**What is expected**. Output every line of the data exactly as it appears.

**Source material**.
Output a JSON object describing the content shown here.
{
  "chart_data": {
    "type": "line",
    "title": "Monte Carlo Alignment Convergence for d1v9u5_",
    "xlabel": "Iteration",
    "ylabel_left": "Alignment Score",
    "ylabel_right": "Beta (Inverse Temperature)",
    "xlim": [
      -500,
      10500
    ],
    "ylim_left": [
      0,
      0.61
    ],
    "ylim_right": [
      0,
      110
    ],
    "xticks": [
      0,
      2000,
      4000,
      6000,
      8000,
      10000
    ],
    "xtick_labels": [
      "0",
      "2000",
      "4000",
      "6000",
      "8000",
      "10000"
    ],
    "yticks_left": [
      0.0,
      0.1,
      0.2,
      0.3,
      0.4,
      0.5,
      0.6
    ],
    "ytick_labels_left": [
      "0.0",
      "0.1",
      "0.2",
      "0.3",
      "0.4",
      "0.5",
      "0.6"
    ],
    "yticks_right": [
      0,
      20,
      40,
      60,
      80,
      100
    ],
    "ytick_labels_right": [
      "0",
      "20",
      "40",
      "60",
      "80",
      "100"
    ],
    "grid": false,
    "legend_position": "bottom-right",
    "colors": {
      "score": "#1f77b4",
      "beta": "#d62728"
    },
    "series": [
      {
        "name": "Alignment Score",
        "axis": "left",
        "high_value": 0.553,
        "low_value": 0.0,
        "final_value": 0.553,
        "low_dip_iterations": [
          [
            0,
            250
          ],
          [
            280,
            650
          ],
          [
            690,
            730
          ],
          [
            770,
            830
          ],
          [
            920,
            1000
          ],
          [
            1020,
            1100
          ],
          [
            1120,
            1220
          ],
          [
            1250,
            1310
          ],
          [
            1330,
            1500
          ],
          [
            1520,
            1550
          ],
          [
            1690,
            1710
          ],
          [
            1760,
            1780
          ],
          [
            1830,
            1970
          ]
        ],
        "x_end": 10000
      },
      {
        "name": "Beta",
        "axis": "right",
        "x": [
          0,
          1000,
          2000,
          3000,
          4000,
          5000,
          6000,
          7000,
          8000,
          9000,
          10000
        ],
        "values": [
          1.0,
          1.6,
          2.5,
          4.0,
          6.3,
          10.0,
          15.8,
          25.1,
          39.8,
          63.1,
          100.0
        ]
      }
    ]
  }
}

**Task response**.
Output a JSON object describing the content shown here.
{
  "chart_data": {
    "type": "line",
    "title": "Monte Carlo Alignment Convergence for d1v9u5_",
    "xlabel": "Iteration",
    "ylabel_left": "Alignment Score",
    "ylabel_right": "Beta (Inverse Temperature)",
    "xlim": [
      -500,
      10500
    ],
    "ylim_left": [
      0,
      0.61
    ],
    "ylim_right": [
      0,
      110
    ],
    "xticks": [
      0,
      2000,
      4000,
      6000,
      8000,
      10000
    ],
    "xtick_labels": [
      "0",
      "2000",
      "4000",
      "6000",
      "8000",
      "10000"
    ],
    "yticks_left": [
      0.0,
      0.1,
      0.2,
      0.3,
      0.4,
      0.5,
      0.6
    ],
    "ytick_labels_left": [
      "0.0",
      "0.1",
      "0.2",
      "0.3",
      "0.4",
      "0.5",
      "0.6"
    ],
    "yticks_right": [
      0,
      20,
      40,
      60,
      80,
      100
    ],
    "ytick_labels_right": [
      "0",
      "20",
      "40",
      "60",
      "80",
      "100"
    ],
    "grid": false,
    "legend_position": "bottom-right",
    "colors": {
      "score": "#1f77b4",
      "beta": "#d62728"
    },
    "series": [
      {
        "name": "Alignment Score",
        "axis": "left",
        "high_value": 0.553,
        "low_value": 0.0,
        "final_value": 0.553,
        "low_dip_iterations": [
          [
            0,
            250
          ],
          [
            280,
            650
          ],
          [
            690,
            730
          ],
          [
            770,
            830
          ],
          [
            920,
            1000
          ],
          [
            1020,
            1100
          ],
          [
            1120,
            1220
          ],
          [
            1250,
            1310
          ],
          [
            1330,
            1500
          ],
          [
            1520,
            1550
          ],
          [
            1690,
            1710
          ],
          [
            1760,
            1780
          ],
          [
            1830,
            1970
          ]
        ],
        "x_end": 10000
      },
      {
        "name": "Beta",
        "axis": "right",
        "x": [
          0,
          1000,
          2000,
          3000,
          4000,
          5000,
          6000,
          7000,
          8000,
          9000,
          10000
        ],
        "values": [
          1.0,
          1.6,
          2.5,
          4.0,
          6.3,
          10.0,
          15.8,
          25.1,
          39.8,
          63.1,
          100.0
        ]
      }
    ]
  }
}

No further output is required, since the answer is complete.